**Figure content listings**
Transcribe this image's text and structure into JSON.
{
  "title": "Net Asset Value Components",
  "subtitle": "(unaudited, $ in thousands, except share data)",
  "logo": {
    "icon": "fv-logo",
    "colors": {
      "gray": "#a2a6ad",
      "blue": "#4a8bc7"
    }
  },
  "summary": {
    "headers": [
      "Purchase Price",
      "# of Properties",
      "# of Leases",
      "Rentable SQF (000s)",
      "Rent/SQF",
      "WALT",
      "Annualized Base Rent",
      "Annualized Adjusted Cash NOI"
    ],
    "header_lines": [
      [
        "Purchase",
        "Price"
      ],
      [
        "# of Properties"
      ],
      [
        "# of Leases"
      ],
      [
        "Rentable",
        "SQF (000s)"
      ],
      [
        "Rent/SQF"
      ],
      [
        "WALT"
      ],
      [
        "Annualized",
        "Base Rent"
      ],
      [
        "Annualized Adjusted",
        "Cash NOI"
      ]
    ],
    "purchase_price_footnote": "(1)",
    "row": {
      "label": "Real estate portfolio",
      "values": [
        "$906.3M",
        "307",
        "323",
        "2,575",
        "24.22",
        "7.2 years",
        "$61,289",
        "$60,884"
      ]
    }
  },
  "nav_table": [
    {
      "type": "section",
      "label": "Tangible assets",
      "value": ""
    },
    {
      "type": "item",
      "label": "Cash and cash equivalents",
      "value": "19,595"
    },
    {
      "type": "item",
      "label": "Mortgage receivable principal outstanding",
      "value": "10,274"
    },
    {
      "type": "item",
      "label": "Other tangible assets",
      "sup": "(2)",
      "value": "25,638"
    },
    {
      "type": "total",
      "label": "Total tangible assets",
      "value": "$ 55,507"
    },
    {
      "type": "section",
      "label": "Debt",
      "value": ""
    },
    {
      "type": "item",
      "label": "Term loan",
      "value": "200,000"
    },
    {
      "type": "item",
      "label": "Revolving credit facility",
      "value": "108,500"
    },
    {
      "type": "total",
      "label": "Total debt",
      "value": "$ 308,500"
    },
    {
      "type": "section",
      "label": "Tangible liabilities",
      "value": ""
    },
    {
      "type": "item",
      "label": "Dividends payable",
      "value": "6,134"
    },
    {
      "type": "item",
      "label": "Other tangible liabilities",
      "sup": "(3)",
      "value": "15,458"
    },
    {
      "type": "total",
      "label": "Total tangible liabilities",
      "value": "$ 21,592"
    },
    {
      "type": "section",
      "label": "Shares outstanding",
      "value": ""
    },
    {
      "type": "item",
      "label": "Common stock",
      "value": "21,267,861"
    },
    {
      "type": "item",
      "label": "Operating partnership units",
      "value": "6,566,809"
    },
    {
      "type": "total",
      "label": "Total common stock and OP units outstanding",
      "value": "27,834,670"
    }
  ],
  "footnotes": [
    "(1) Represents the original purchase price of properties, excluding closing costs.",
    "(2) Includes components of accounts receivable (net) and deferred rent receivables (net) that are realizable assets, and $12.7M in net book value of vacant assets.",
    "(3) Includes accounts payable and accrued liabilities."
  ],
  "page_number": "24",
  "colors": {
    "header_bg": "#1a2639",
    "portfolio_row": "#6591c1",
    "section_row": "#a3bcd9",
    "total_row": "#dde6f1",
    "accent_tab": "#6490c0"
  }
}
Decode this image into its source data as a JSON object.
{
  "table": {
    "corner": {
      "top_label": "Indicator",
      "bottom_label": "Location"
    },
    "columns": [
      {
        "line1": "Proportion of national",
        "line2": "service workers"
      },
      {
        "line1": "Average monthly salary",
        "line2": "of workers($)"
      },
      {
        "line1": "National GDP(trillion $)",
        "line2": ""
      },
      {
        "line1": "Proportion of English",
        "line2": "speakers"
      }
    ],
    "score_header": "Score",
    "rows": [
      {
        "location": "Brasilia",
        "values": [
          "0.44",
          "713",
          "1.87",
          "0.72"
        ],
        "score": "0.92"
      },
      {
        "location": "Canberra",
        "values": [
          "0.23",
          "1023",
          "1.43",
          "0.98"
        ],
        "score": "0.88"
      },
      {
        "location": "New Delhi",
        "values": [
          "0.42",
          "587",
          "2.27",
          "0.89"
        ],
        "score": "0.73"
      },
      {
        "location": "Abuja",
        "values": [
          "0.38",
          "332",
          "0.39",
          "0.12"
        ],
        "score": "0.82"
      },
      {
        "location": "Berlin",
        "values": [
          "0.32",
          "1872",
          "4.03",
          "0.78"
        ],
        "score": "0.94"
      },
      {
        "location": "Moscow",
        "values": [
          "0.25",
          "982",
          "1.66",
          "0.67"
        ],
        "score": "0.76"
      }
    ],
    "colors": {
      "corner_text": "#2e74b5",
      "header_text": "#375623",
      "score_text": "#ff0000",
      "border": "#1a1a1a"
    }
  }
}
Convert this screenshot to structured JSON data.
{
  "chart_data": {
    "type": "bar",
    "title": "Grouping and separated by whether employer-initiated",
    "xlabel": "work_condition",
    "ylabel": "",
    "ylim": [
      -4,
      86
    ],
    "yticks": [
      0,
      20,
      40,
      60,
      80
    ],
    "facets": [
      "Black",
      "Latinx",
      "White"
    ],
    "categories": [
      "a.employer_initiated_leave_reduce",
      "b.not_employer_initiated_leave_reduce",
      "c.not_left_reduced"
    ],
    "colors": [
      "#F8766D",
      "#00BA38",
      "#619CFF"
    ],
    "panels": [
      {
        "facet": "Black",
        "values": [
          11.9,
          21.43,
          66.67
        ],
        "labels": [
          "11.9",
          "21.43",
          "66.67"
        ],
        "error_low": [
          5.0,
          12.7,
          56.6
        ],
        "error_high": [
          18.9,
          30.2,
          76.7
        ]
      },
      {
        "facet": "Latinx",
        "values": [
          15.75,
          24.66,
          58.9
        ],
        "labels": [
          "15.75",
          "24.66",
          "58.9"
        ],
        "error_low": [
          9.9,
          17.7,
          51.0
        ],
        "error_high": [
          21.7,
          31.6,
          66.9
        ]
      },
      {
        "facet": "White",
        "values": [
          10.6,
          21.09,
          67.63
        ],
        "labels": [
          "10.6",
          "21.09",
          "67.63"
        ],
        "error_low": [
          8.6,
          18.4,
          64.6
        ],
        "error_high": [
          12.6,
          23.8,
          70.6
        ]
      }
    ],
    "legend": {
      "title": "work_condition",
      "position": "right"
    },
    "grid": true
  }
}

**Written exercise**
Restate the whole of the material exactly.

**Problem solution**
Transcribe this image's text and structure into JSON.
{
  "title": "Net Asset Value Components",
  "subtitle": "(unaudited, $ in thousands, except share data)",
  "logo": {
    "icon": "fv-logo",
    "colors": {
      "gray": "#a2a6ad",
      "blue": "#4a8bc7"
    }
  },
  "summary": {
    "headers": [
      "Purchase Price",
      "# of Properties",
      "# of Leases",
      "Rentable SQF (000s)",
      "Rent/SQF",
      "WALT",
      "Annualized Base Rent",
      "Annualized Adjusted Cash NOI"
    ],
    "header_lines": [
      [
        "Purchase",
        "Price"
      ],
      [
        "# of Properties"
      ],
      [
        "# of Leases"
      ],
      [
        "Rentable",
        "SQF (000s)"
      ],
      [
        "Rent/SQF"
      ],
      [
        "WALT"
      ],
      [
        "Annualized",
        "Base Rent"
      ],
      [
        "Annualized Adjusted",
        "Cash NOI"
      ]
    ],
    "purchase_price_footnote": "(1)",
    "row": {
      "label": "Real estate portfolio",
      "values": [
        "$906.3M",
        "307",
        "323",
        "2,575",
        "24.22",
        "7.2 years",
        "$61,289",
        "$60,884"
      ]
    }
  },
  "nav_table": [
    {
      "type": "section",
      "label": "Tangible assets",
      "value": ""
    },
    {
      "type": "item",
      "label": "Cash and cash equivalents",
      "value": "19,595"
    },
    {
      "type": "item",
      "label": "Mortgage receivable principal outstanding",
      "value": "10,274"
    },
    {
      "type": "item",
      "label": "Other tangible assets",
      "sup": "(2)",
      "value": "25,638"
    },
    {
      "type": "total",
      "label": "Total tangible assets",
      "value": "$ 55,507"
    },
    {
      "type": "section",
      "label": "Debt",
      "value": ""
    },
    {
      "type": "item",
      "label": "Term loan",
      "value": "200,000"
    },
    {
      "type": "item",
      "label": "Revolving credit facility",
      "value": "108,500"
    },
    {
      "type": "total",
      "label": "Total debt",
      "value": "$ 308,500"
    },
    {
      "type": "section",
      "label": "Tangible liabilities",
      "value": ""
    },
    {
      "type": "item",
      "label": "Dividends payable",
      "value": "6,134"
    },
    {
      "type": "item",
      "label": "Other tangible liabilities",
      "sup": "(3)",
      "value": "15,458"
    },
    {
      "type": "total",
      "label": "Total tangible liabilities",
      "value": "$ 21,592"
    },
    {
      "type": "section",
      "label": "Shares outstanding",
      "value": ""
    },
    {
      "type": "item",
      "label": "Common stock",
      "value": "21,267,861"
    },
    {
      "type": "item",
      "label": "Operating partnership units",
      "value": "6,566,809"
    },
    {
      "type": "total",
      "label": "Total common stock and OP units outstanding",
      "value": "27,834,670"
    }
  ],
  "footnotes": [
    "(1) Represents the original purchase price of properties, excluding closing costs.",
    "(2) Includes components of accounts receivable (net) and deferred rent receivables (net) that are realizable assets, and $12.7M in net book value of vacant assets.",
    "(3) Includes accounts payable and accrued liabilities."
  ],
  "page_number": "24",
  "colors": {
    "header_bg": "#1a2639",
    "portfolio_row": "#6591c1",
    "section_row": "#a3bcd9",
    "total_row": "#dde6f1",
    "accent_tab": "#6490c0"
  }
}
Decode this image into its source data as a JSON object.
{
  "table": {
    "corner": {
      "top_label": "Indicator",
      "bottom_label": "Location"
    },
    "columns": [
      {
        "line1": "Proportion of national",
        "line2": "service workers"
      },
      {
        "line1": "Average monthly salary",
        "line2": "of workers($)"
      },
      {
        "line1": "National GDP(trillion $)",
        "line2": ""
      },
      {
        "line1": "Proportion of English",
        "line2": "speakers"
      }
    ],
    "score_header": "Score",
    "rows": [
      {
        "location": "Brasilia",
        "values": [
          "0.44",
          "713",
          "1.87",
          "0.72"
        ],
        "score": "0.92"
      },
      {
        "location": "Canberra",
        "values": [
          "0.23",
          "1023",
          "1.43",
          "0.98"
        ],
        "score": "0.88"
      },
      {
        "location": "New Delhi",
        "values": [
          "0.42",
          "587",
          "2.27",
          "0.89"
        ],
        "score": "0.73"
      },
      {
        "location": "Abuja",
        "values": [
          "0.38",
          "332",
          "0.39",
          "0.12"
        ],
        "score": "0.82"
      },
      {
        "location": "Berlin",
        "values": [
          "0.32",
          "1872",
          "4.03",
          "0.78"
        ],
        "score": "0.94"
      },
      {
        "location": "Moscow",
        "values": [
          "0.25",
          "982",
          "1.66",
          "0.67"
        ],
        "score": "0.76"
      }
    ],
    "colors": {
      "corner_text": "#2e74b5",
      "header_text": "#375623",
      "score_text": "#ff0000",
      "border": "#1a1a1a"
    }
  }
}
Convert this screenshot to structured JSON data.
{
  "chart_data": {
    "type": "bar",
    "title": "Grouping and separated by whether employer-initiated",
    "xlabel": "work_condition",
    "ylabel": "",
    "ylim": [
      -4,
      86
    ],
    "yticks": [
      0,
      20,
      40,
      60,
      80
    ],
    "facets": [
      "Black",
      "Latinx",
      "White"
    ],
    "categories": [
      "a.employer_initiated_leave_reduce",
      "b.not_employer_initiated_leave_reduce",
      "c.not_left_reduced"
    ],
    "colors": [
      "#F8766D",
      "#00BA38",
      "#619CFF"
    ],
    "panels": [
      {
        "facet": "Black",
        "values": [
          11.9,
          21.43,
          66.67
        ],
        "labels": [
          "11.9",
          "21.43",
          "66.67"
        ],
        "error_low": [
          5.0,
          12.7,
          56.6
        ],
        "error_high": [
          18.9,
          30.2,
          76.7
        ]
      },
      {
        "facet": "Latinx",
        "values": [
          15.75,
          24.66,
          58.9
        ],
        "labels": [
          "15.75",
          "24.66",
          "58.9"
        ],
        "error_low": [
          9.9,
          17.7,
          51.0
        ],
        "error_high": [
          21.7,
          31.6,
          66.9
        ]
      },
      {
        "facet": "White",
        "values": [
          10.6,
          21.09,
          67.63
        ],
        "labels": [
          "10.6",
          "21.09",
          "67.63"
        ],
        "error_low": [
          8.6,
          18.4,
          64.6
        ],
        "error_high": [
          12.6,
          23.8,
          70.6
        ]
      }
    ],
    "legend": {
      "title": "work_condition",
      "position": "right"
    },
    "grid": true
  }
}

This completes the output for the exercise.